### INSTRUCTION
Rewrite the lines below, changing every "series-label" to "legend-entry" and leaving everything else as it is. Omit the picture from your answer.

### MATERIAL
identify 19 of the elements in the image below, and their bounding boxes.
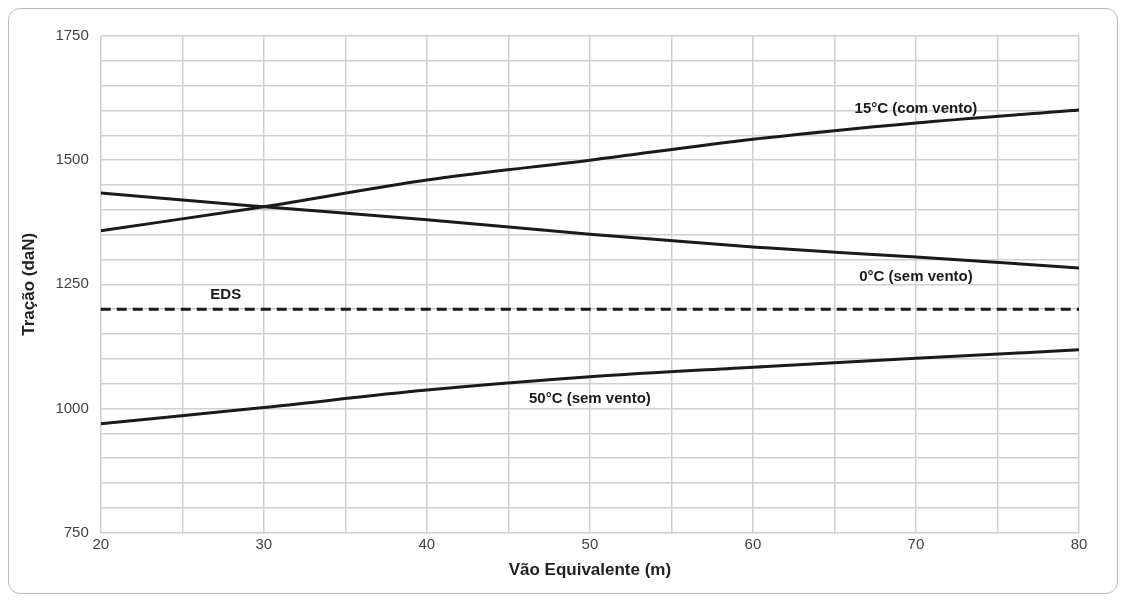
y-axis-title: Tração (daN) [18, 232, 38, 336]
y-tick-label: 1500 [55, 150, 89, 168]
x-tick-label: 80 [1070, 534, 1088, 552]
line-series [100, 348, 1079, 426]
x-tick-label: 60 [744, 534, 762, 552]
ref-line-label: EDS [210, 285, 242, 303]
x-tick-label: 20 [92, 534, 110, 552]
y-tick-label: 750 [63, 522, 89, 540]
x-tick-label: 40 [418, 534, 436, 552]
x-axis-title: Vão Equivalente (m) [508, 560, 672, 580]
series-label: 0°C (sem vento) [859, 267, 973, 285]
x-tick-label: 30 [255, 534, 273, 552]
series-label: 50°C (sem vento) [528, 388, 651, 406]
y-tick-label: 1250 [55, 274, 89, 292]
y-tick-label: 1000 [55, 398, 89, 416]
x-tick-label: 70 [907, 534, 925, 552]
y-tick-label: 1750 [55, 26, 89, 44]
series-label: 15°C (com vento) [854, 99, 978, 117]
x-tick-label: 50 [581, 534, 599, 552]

### WRITTEN SOLUTION
identify 19 of the elements in the image below, and their bounding boxes.
y-axis-title: Tração (daN) [18, 232, 38, 336]
y-tick-label: 1500 [55, 150, 89, 168]
x-tick-label: 80 [1070, 534, 1088, 552]
line-series [100, 348, 1079, 426]
x-tick-label: 60 [744, 534, 762, 552]
ref-line-label: EDS [210, 285, 242, 303]
x-tick-label: 20 [92, 534, 110, 552]
y-tick-label: 750 [63, 522, 89, 540]
x-tick-label: 40 [418, 534, 436, 552]
x-axis-title: Vão Equivalente (m) [508, 560, 672, 580]
legend-entry: 0°C (sem vento) [859, 267, 973, 285]
x-tick-label: 30 [255, 534, 273, 552]
legend-entry: 50°C (sem vento) [528, 388, 651, 406]
y-tick-label: 1250 [55, 274, 89, 292]
y-tick-label: 1000 [55, 398, 89, 416]
x-tick-label: 70 [907, 534, 925, 552]
y-tick-label: 1750 [55, 26, 89, 44]
legend-entry: 15°C (com vento) [854, 99, 978, 117]
x-tick-label: 50 [581, 534, 599, 552]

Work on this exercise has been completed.